## start LISTED RECORDS

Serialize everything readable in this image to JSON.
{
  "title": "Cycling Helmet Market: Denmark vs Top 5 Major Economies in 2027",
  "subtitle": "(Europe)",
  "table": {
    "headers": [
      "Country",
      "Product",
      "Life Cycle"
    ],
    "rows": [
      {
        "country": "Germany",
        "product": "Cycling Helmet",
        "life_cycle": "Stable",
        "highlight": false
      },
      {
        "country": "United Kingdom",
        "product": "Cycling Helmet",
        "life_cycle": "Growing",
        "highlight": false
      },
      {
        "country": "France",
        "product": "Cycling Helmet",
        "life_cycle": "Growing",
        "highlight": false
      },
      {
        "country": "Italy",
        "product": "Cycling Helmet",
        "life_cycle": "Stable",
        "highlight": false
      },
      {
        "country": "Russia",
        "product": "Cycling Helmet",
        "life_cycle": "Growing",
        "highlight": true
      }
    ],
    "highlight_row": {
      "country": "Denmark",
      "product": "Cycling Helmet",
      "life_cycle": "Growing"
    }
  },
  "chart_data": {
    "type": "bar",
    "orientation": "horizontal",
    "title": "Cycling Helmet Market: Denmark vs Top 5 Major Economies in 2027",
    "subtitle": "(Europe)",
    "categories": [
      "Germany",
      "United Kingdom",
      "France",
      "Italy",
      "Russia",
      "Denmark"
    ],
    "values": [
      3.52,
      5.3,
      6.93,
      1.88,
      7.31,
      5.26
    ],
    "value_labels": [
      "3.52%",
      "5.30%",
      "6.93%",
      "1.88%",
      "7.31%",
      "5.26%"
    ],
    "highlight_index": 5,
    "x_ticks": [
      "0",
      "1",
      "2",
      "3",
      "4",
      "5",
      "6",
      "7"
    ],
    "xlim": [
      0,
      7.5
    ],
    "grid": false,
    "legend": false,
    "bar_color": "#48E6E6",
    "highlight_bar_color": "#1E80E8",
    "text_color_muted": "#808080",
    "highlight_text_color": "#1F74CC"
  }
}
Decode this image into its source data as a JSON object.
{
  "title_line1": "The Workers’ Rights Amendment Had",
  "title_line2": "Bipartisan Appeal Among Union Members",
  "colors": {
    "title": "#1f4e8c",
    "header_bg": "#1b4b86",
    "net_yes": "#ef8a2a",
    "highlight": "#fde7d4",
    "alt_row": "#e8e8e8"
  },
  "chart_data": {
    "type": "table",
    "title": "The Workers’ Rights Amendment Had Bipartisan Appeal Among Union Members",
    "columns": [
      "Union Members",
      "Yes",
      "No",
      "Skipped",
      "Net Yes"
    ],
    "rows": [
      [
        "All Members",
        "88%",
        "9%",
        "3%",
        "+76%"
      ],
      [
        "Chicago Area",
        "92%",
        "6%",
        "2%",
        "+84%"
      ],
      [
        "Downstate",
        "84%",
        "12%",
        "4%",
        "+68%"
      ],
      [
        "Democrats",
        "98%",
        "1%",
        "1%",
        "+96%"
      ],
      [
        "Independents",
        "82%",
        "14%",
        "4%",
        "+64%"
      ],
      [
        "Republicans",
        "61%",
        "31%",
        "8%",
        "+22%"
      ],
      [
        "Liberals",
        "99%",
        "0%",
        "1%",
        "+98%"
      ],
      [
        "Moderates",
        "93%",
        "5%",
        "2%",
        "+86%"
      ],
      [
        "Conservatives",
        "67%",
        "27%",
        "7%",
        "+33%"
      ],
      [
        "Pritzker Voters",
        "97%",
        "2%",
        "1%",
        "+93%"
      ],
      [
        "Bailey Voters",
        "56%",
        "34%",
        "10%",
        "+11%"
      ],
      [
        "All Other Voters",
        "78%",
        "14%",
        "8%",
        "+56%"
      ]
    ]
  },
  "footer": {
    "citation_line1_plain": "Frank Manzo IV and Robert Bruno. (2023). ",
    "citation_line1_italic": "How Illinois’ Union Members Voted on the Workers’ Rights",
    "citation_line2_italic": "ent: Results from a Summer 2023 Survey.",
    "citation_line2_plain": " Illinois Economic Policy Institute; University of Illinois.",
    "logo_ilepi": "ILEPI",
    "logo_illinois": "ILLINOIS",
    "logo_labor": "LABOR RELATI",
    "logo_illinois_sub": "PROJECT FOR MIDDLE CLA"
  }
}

## end LISTED RECORDS

◆ **WHAT IS BEING ASKED**: Scan the listing above and identify each line holding the string "JSON"; copy every such line.

◆ **COMPLETE ANSWER**:
Serialize everything readable in this image to JSON.
Decode this image into its source data as a JSON object.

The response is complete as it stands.